**** RECORDS PROVIDED ****

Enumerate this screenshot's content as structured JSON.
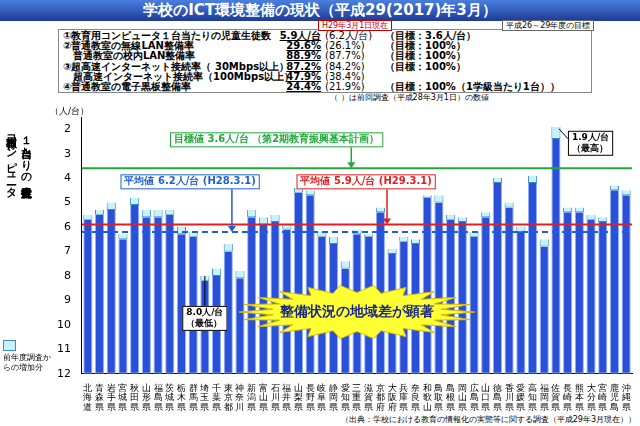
{
  "title": "学校のICT環境整備の現状（平成29(2017)年3月）",
  "summary": {
    "as_of": "H29年3月1日現在",
    "target_period": "平成26～29年度の目標",
    "rows": [
      {
        "label": "①教育用コンピュータ１台当たりの児童生徒数",
        "value": "5.9人/台",
        "previous": "(6.2人/台)",
        "target": "（目標：3.6人/台）"
      },
      {
        "label": "②普通教室の無線LAN整備率",
        "value": "29.6%",
        "previous": "(26.1%)",
        "target": "（目標：100%）"
      },
      {
        "label": "普通教室の校内LAN整備率",
        "value": "88.9%",
        "previous": "(87.7%)",
        "target": "（目標：100%）"
      },
      {
        "label": "③超高速インターネット接続率（ 30Mbps以上）",
        "value": "87.2%",
        "previous": "(84.2%)",
        "target": "（目標：100%）"
      },
      {
        "label": "超高速インターネット接続率（100Mbps以上）",
        "value": "47.9%",
        "previous": "(38.4%)"
      },
      {
        "label": "④普通教室の電子黒板整備率",
        "value": "24.4%",
        "previous": "(21.9%)",
        "target": "（目標：100%（1学級当たり1台））"
      }
    ]
  },
  "note": "（ ）は前回調査（平成28年3月1日）の数値",
  "source": "（出典：学校における教育の情報化の実態等に関する調査（平成29年3月現在））",
  "chart_data": {
    "type": "bar",
    "y_label": [
      "教育用コンピュータ",
      "１台当たりの児童生徒数"
    ],
    "y_unit": "（人/台）",
    "categories": [
      "北海道",
      "青森県",
      "岩手県",
      "宮城県",
      "秋田県",
      "山形県",
      "福島県",
      "茨城県",
      "栃木県",
      "群馬県",
      "埼玉県",
      "千葉県",
      "東京都",
      "神奈川",
      "新潟県",
      "富山県",
      "石川県",
      "福井県",
      "山梨県",
      "長野県",
      "岐阜県",
      "静岡県",
      "愛知県",
      "三重県",
      "滋賀県",
      "京都府",
      "大阪府",
      "兵庫県",
      "奈良県",
      "和歌山",
      "鳥取県",
      "島根県",
      "岡山県",
      "広島県",
      "山口県",
      "徳島県",
      "香川県",
      "愛媛県",
      "高知県",
      "福岡県",
      "佐賀県",
      "長崎県",
      "熊本県",
      "大分県",
      "宮崎県",
      "鹿児島",
      "沖縄県"
    ],
    "color": "#2b50d8",
    "series": [
      {
        "name": "前年度調査からの増加分",
        "color": "#c9f1fa",
        "values": [
          5.5,
          5.3,
          5.0,
          6.3,
          4.8,
          5.3,
          5.3,
          5.3,
          6.0,
          6.2,
          8.0,
          7.7,
          6.7,
          7.8,
          5.3,
          5.6,
          5.5,
          5.9,
          4.4,
          4.5,
          6.2,
          6.4,
          7.4,
          6.1,
          6.3,
          5.2,
          6.9,
          6.4,
          6.5,
          4.7,
          4.7,
          5.5,
          5.6,
          6.2,
          5.4,
          4.0,
          5.0,
          6.0,
          3.9,
          6.5,
          1.9,
          5.2,
          5.2,
          5.5,
          5.6,
          4.3,
          4.5
        ],
        "previous_values": [
          5.7,
          5.5,
          5.3,
          6.5,
          5.1,
          5.6,
          5.6,
          5.5,
          6.3,
          6.4,
          8.2,
          8.0,
          7.0,
          8.1,
          5.6,
          5.9,
          5.8,
          6.1,
          4.6,
          4.7,
          6.4,
          6.7,
          7.7,
          6.3,
          6.4,
          5.4,
          7.1,
          6.6,
          6.7,
          4.8,
          5.0,
          5.7,
          5.8,
          6.4,
          5.6,
          4.2,
          5.2,
          6.2,
          4.2,
          6.8,
          2.4,
          5.4,
          5.4,
          5.7,
          5.8,
          4.5,
          4.7
        ]
      }
    ],
    "ylim": [
      12,
      1.5
    ],
    "yticks": [
      2,
      3,
      4,
      5,
      6,
      7,
      8,
      9,
      10,
      11,
      12
    ],
    "grid": false,
    "legend": "lower left",
    "reference_lines": [
      {
        "value": 3.6,
        "color": "#22a83a",
        "line_style": "solid",
        "label": "目標値 3.6人/台 （第2期教育振興基本計画）"
      },
      {
        "value": 6.2,
        "color": "#1f5fd0",
        "line_style": "dashed",
        "label": "平均値 6.2人/台 (H28.3.1)"
      },
      {
        "value": 5.9,
        "color": "#e02020",
        "line_style": "solid",
        "label": "平均値 5.9人/台 (H29.3.1)"
      }
    ],
    "annotations": [
      {
        "category": "佐賀県",
        "text": [
          "1.9人/台",
          "（最高）"
        ]
      },
      {
        "category": "埼玉県",
        "text": [
          "8.0人/台",
          "（最低）"
        ]
      },
      {
        "text": [
          "整備状況の地域差が顕著"
        ]
      }
    ]
  }
}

****

# YOUR GOAL
Transcribe all the records above word for word, without their images.

# ANSWER TO THE EXERCISE
Enumerate this screenshot's content as structured JSON.
{
  "title": "学校のICT環境整備の現状（平成29(2017)年3月）",
  "summary": {
    "as_of": "H29年3月1日現在",
    "target_period": "平成26～29年度の目標",
    "rows": [
      {
        "label": "①教育用コンピュータ１台当たりの児童生徒数",
        "value": "5.9人/台",
        "previous": "(6.2人/台)",
        "target": "（目標：3.6人/台）"
      },
      {
        "label": "②普通教室の無線LAN整備率",
        "value": "29.6%",
        "previous": "(26.1%)",
        "target": "（目標：100%）"
      },
      {
        "label": "普通教室の校内LAN整備率",
        "value": "88.9%",
        "previous": "(87.7%)",
        "target": "（目標：100%）"
      },
      {
        "label": "③超高速インターネット接続率（ 30Mbps以上）",
        "value": "87.2%",
        "previous": "(84.2%)",
        "target": "（目標：100%）"
      },
      {
        "label": "超高速インターネット接続率（100Mbps以上）",
        "value": "47.9%",
        "previous": "(38.4%)"
      },
      {
        "label": "④普通教室の電子黒板整備率",
        "value": "24.4%",
        "previous": "(21.9%)",
        "target": "（目標：100%（1学級当たり1台））"
      }
    ]
  },
  "note": "（ ）は前回調査（平成28年3月1日）の数値",
  "source": "（出典：学校における教育の情報化の実態等に関する調査（平成29年3月現在））",
  "chart_data": {
    "type": "bar",
    "y_label": [
      "教育用コンピュータ",
      "１台当たりの児童生徒数"
    ],
    "y_unit": "（人/台）",
    "categories": [
      "北海道",
      "青森県",
      "岩手県",
      "宮城県",
      "秋田県",
      "山形県",
      "福島県",
      "茨城県",
      "栃木県",
      "群馬県",
      "埼玉県",
      "千葉県",
      "東京都",
      "神奈川",
      "新潟県",
      "富山県",
      "石川県",
      "福井県",
      "山梨県",
      "長野県",
      "岐阜県",
      "静岡県",
      "愛知県",
      "三重県",
      "滋賀県",
      "京都府",
      "大阪府",
      "兵庫県",
      "奈良県",
      "和歌山",
      "鳥取県",
      "島根県",
      "岡山県",
      "広島県",
      "山口県",
      "徳島県",
      "香川県",
      "愛媛県",
      "高知県",
      "福岡県",
      "佐賀県",
      "長崎県",
      "熊本県",
      "大分県",
      "宮崎県",
      "鹿児島",
      "沖縄県"
    ],
    "color": "#2b50d8",
    "series": [
      {
        "name": "前年度調査からの増加分",
        "color": "#c9f1fa",
        "values": [
          5.5,
          5.3,
          5.0,
          6.3,
          4.8,
          5.3,
          5.3,
          5.3,
          6.0,
          6.2,
          8.0,
          7.7,
          6.7,
          7.8,
          5.3,
          5.6,
          5.5,
          5.9,
          4.4,
          4.5,
          6.2,
          6.4,
          7.4,
          6.1,
          6.3,
          5.2,
          6.9,
          6.4,
          6.5,
          4.7,
          4.7,
          5.5,
          5.6,
          6.2,
          5.4,
          4.0,
          5.0,
          6.0,
          3.9,
          6.5,
          1.9,
          5.2,
          5.2,
          5.5,
          5.6,
          4.3,
          4.5
        ],
        "previous_values": [
          5.7,
          5.5,
          5.3,
          6.5,
          5.1,
          5.6,
          5.6,
          5.5,
          6.3,
          6.4,
          8.2,
          8.0,
          7.0,
          8.1,
          5.6,
          5.9,
          5.8,
          6.1,
          4.6,
          4.7,
          6.4,
          6.7,
          7.7,
          6.3,
          6.4,
          5.4,
          7.1,
          6.6,
          6.7,
          4.8,
          5.0,
          5.7,
          5.8,
          6.4,
          5.6,
          4.2,
          5.2,
          6.2,
          4.2,
          6.8,
          2.4,
          5.4,
          5.4,
          5.7,
          5.8,
          4.5,
          4.7
        ]
      }
    ],
    "ylim": [
      12,
      1.5
    ],
    "yticks": [
      2,
      3,
      4,
      5,
      6,
      7,
      8,
      9,
      10,
      11,
      12
    ],
    "grid": false,
    "legend": "lower left",
    "reference_lines": [
      {
        "value": 3.6,
        "color": "#22a83a",
        "line_style": "solid",
        "label": "目標値 3.6人/台 （第2期教育振興基本計画）"
      },
      {
        "value": 6.2,
        "color": "#1f5fd0",
        "line_style": "dashed",
        "label": "平均値 6.2人/台 (H28.3.1)"
      },
      {
        "value": 5.9,
        "color": "#e02020",
        "line_style": "solid",
        "label": "平均値 5.9人/台 (H29.3.1)"
      }
    ],
    "annotations": [
      {
        "category": "佐賀県",
        "text": [
          "1.9人/台",
          "（最高）"
        ]
      },
      {
        "category": "埼玉県",
        "text": [
          "8.0人/台",
          "（最低）"
        ]
      },
      {
        "text": [
          "整備状況の地域差が顕著"
        ]
      }
    ]
  }
}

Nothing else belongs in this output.